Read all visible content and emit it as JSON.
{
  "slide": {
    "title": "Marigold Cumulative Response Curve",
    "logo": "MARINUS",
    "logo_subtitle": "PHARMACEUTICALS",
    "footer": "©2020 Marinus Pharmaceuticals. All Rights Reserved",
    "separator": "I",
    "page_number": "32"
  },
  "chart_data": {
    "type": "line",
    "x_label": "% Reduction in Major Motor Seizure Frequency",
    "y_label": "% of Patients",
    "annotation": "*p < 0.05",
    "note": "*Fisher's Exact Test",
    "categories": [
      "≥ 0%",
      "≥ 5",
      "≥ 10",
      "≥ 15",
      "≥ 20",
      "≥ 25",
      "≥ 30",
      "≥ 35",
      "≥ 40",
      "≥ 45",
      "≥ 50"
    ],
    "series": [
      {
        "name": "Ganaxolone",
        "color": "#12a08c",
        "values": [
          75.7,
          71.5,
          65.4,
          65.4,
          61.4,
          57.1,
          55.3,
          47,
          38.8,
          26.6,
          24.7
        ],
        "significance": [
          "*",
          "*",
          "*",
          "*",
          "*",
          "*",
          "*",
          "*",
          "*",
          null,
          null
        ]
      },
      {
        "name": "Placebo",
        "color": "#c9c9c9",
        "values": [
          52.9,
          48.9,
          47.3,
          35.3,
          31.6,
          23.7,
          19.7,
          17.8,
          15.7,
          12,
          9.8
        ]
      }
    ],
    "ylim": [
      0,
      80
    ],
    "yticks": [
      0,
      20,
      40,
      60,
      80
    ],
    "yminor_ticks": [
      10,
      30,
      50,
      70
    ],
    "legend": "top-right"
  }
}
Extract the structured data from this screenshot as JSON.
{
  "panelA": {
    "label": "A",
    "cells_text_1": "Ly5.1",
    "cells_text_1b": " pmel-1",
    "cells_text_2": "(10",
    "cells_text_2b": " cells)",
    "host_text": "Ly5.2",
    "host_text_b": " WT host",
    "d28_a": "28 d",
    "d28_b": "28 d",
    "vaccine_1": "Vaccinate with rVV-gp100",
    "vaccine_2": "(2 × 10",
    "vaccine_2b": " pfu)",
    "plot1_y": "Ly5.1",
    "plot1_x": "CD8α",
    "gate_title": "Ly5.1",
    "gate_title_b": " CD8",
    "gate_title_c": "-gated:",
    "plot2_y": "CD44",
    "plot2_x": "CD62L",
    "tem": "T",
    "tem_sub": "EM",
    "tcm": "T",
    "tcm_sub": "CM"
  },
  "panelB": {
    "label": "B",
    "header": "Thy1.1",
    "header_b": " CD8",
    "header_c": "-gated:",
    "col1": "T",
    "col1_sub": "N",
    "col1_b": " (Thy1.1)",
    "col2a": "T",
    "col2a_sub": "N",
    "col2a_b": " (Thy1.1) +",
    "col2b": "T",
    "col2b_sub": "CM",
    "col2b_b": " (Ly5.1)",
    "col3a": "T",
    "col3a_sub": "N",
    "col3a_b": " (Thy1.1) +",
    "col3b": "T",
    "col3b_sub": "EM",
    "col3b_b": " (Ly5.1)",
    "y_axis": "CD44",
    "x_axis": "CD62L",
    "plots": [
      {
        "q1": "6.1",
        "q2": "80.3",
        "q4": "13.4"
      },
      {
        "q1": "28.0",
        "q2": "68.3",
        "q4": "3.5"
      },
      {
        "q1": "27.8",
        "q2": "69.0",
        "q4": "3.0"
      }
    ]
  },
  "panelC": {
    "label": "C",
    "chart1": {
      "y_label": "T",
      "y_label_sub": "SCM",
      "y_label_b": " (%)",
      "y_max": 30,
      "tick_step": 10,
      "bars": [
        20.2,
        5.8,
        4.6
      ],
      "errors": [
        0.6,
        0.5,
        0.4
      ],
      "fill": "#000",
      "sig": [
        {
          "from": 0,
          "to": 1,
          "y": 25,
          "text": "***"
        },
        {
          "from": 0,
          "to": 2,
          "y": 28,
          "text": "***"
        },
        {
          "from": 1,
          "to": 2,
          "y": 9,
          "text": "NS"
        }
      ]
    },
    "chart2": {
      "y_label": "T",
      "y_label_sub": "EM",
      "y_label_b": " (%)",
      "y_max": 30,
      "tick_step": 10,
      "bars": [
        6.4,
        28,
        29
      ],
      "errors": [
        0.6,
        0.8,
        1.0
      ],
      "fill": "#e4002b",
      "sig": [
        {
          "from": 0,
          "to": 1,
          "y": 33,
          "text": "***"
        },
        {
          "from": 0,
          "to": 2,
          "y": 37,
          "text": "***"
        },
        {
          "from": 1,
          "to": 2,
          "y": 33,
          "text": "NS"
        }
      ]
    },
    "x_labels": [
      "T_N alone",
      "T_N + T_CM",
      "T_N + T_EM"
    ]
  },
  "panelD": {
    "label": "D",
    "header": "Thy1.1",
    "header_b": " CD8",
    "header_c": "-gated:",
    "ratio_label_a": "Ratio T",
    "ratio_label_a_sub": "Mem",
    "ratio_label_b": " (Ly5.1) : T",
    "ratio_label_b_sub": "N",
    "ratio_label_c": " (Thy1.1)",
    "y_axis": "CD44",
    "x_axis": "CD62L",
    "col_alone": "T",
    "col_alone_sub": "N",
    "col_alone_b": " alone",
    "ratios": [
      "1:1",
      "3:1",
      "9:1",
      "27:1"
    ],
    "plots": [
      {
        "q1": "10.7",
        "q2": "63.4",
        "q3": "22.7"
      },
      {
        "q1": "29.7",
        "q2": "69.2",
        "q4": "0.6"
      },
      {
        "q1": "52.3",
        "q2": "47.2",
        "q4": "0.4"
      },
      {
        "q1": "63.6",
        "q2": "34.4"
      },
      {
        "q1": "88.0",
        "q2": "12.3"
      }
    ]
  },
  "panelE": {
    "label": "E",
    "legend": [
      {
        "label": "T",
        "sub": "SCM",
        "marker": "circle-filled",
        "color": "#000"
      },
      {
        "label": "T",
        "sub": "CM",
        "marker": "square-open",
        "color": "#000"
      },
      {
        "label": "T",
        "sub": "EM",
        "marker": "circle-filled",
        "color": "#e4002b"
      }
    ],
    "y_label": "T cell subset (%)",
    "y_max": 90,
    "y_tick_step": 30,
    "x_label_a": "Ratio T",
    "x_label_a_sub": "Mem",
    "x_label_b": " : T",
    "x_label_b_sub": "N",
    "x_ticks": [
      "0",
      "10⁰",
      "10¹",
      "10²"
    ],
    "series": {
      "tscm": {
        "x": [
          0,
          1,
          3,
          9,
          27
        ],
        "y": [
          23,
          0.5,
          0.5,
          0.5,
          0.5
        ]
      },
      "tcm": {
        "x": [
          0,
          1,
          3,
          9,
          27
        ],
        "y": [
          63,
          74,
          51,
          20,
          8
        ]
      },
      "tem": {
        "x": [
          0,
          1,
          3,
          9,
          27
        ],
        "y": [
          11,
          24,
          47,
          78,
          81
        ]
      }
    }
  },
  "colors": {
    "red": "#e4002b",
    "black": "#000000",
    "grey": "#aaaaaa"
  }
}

Try it: Give back each record, exactly as it reads.

Answer space:
Read all visible content and emit it as JSON.
{
  "slide": {
    "title": "Marigold Cumulative Response Curve",
    "logo": "MARINUS",
    "logo_subtitle": "PHARMACEUTICALS",
    "footer": "©2020 Marinus Pharmaceuticals. All Rights Reserved",
    "separator": "I",
    "page_number": "32"
  },
  "chart_data": {
    "type": "line",
    "x_label": "% Reduction in Major Motor Seizure Frequency",
    "y_label": "% of Patients",
    "annotation": "*p < 0.05",
    "note": "*Fisher's Exact Test",
    "categories": [
      "≥ 0%",
      "≥ 5",
      "≥ 10",
      "≥ 15",
      "≥ 20",
      "≥ 25",
      "≥ 30",
      "≥ 35",
      "≥ 40",
      "≥ 45",
      "≥ 50"
    ],
    "series": [
      {
        "name": "Ganaxolone",
        "color": "#12a08c",
        "values": [
          75.7,
          71.5,
          65.4,
          65.4,
          61.4,
          57.1,
          55.3,
          47,
          38.8,
          26.6,
          24.7
        ],
        "significance": [
          "*",
          "*",
          "*",
          "*",
          "*",
          "*",
          "*",
          "*",
          "*",
          null,
          null
        ]
      },
      {
        "name": "Placebo",
        "color": "#c9c9c9",
        "values": [
          52.9,
          48.9,
          47.3,
          35.3,
          31.6,
          23.7,
          19.7,
          17.8,
          15.7,
          12,
          9.8
        ]
      }
    ],
    "ylim": [
      0,
      80
    ],
    "yticks": [
      0,
      20,
      40,
      60,
      80
    ],
    "yminor_ticks": [
      10,
      30,
      50,
      70
    ],
    "legend": "top-right"
  }
}
Extract the structured data from this screenshot as JSON.
{
  "panelA": {
    "label": "A",
    "cells_text_1": "Ly5.1",
    "cells_text_1b": " pmel-1",
    "cells_text_2": "(10",
    "cells_text_2b": " cells)",
    "host_text": "Ly5.2",
    "host_text_b": " WT host",
    "d28_a": "28 d",
    "d28_b": "28 d",
    "vaccine_1": "Vaccinate with rVV-gp100",
    "vaccine_2": "(2 × 10",
    "vaccine_2b": " pfu)",
    "plot1_y": "Ly5.1",
    "plot1_x": "CD8α",
    "gate_title": "Ly5.1",
    "gate_title_b": " CD8",
    "gate_title_c": "-gated:",
    "plot2_y": "CD44",
    "plot2_x": "CD62L",
    "tem": "T",
    "tem_sub": "EM",
    "tcm": "T",
    "tcm_sub": "CM"
  },
  "panelB": {
    "label": "B",
    "header": "Thy1.1",
    "header_b": " CD8",
    "header_c": "-gated:",
    "col1": "T",
    "col1_sub": "N",
    "col1_b": " (Thy1.1)",
    "col2a": "T",
    "col2a_sub": "N",
    "col2a_b": " (Thy1.1) +",
    "col2b": "T",
    "col2b_sub": "CM",
    "col2b_b": " (Ly5.1)",
    "col3a": "T",
    "col3a_sub": "N",
    "col3a_b": " (Thy1.1) +",
    "col3b": "T",
    "col3b_sub": "EM",
    "col3b_b": " (Ly5.1)",
    "y_axis": "CD44",
    "x_axis": "CD62L",
    "plots": [
      {
        "q1": "6.1",
        "q2": "80.3",
        "q4": "13.4"
      },
      {
        "q1": "28.0",
        "q2": "68.3",
        "q4": "3.5"
      },
      {
        "q1": "27.8",
        "q2": "69.0",
        "q4": "3.0"
      }
    ]
  },
  "panelC": {
    "label": "C",
    "chart1": {
      "y_label": "T",
      "y_label_sub": "SCM",
      "y_label_b": " (%)",
      "y_max": 30,
      "tick_step": 10,
      "bars": [
        20.2,
        5.8,
        4.6
      ],
      "errors": [
        0.6,
        0.5,
        0.4
      ],
      "fill": "#000",
      "sig": [
        {
          "from": 0,
          "to": 1,
          "y": 25,
          "text": "***"
        },
        {
          "from": 0,
          "to": 2,
          "y": 28,
          "text": "***"
        },
        {
          "from": 1,
          "to": 2,
          "y": 9,
          "text": "NS"
        }
      ]
    },
    "chart2": {
      "y_label": "T",
      "y_label_sub": "EM",
      "y_label_b": " (%)",
      "y_max": 30,
      "tick_step": 10,
      "bars": [
        6.4,
        28,
        29
      ],
      "errors": [
        0.6,
        0.8,
        1.0
      ],
      "fill": "#e4002b",
      "sig": [
        {
          "from": 0,
          "to": 1,
          "y": 33,
          "text": "***"
        },
        {
          "from": 0,
          "to": 2,
          "y": 37,
          "text": "***"
        },
        {
          "from": 1,
          "to": 2,
          "y": 33,
          "text": "NS"
        }
      ]
    },
    "x_labels": [
      "T_N alone",
      "T_N + T_CM",
      "T_N + T_EM"
    ]
  },
  "panelD": {
    "label": "D",
    "header": "Thy1.1",
    "header_b": " CD8",
    "header_c": "-gated:",
    "ratio_label_a": "Ratio T",
    "ratio_label_a_sub": "Mem",
    "ratio_label_b": " (Ly5.1) : T",
    "ratio_label_b_sub": "N",
    "ratio_label_c": " (Thy1.1)",
    "y_axis": "CD44",
    "x_axis": "CD62L",
    "col_alone": "T",
    "col_alone_sub": "N",
    "col_alone_b": " alone",
    "ratios": [
      "1:1",
      "3:1",
      "9:1",
      "27:1"
    ],
    "plots": [
      {
        "q1": "10.7",
        "q2": "63.4",
        "q3": "22.7"
      },
      {
        "q1": "29.7",
        "q2": "69.2",
        "q4": "0.6"
      },
      {
        "q1": "52.3",
        "q2": "47.2",
        "q4": "0.4"
      },
      {
        "q1": "63.6",
        "q2": "34.4"
      },
      {
        "q1": "88.0",
        "q2": "12.3"
      }
    ]
  },
  "panelE": {
    "label": "E",
    "legend": [
      {
        "label": "T",
        "sub": "SCM",
        "marker": "circle-filled",
        "color": "#000"
      },
      {
        "label": "T",
        "sub": "CM",
        "marker": "square-open",
        "color": "#000"
      },
      {
        "label": "T",
        "sub": "EM",
        "marker": "circle-filled",
        "color": "#e4002b"
      }
    ],
    "y_label": "T cell subset (%)",
    "y_max": 90,
    "y_tick_step": 30,
    "x_label_a": "Ratio T",
    "x_label_a_sub": "Mem",
    "x_label_b": " : T",
    "x_label_b_sub": "N",
    "x_ticks": [
      "0",
      "10⁰",
      "10¹",
      "10²"
    ],
    "series": {
      "tscm": {
        "x": [
          0,
          1,
          3,
          9,
          27
        ],
        "y": [
          23,
          0.5,
          0.5,
          0.5,
          0.5
        ]
      },
      "tcm": {
        "x": [
          0,
          1,
          3,
          9,
          27
        ],
        "y": [
          63,
          74,
          51,
          20,
          8
        ]
      },
      "tem": {
        "x": [
          0,
          1,
          3,
          9,
          27
        ],
        "y": [
          11,
          24,
          47,
          78,
          81
        ]
      }
    }
  },
  "colors": {
    "red": "#e4002b",
    "black": "#000000",
    "grey": "#aaaaaa"
  }
}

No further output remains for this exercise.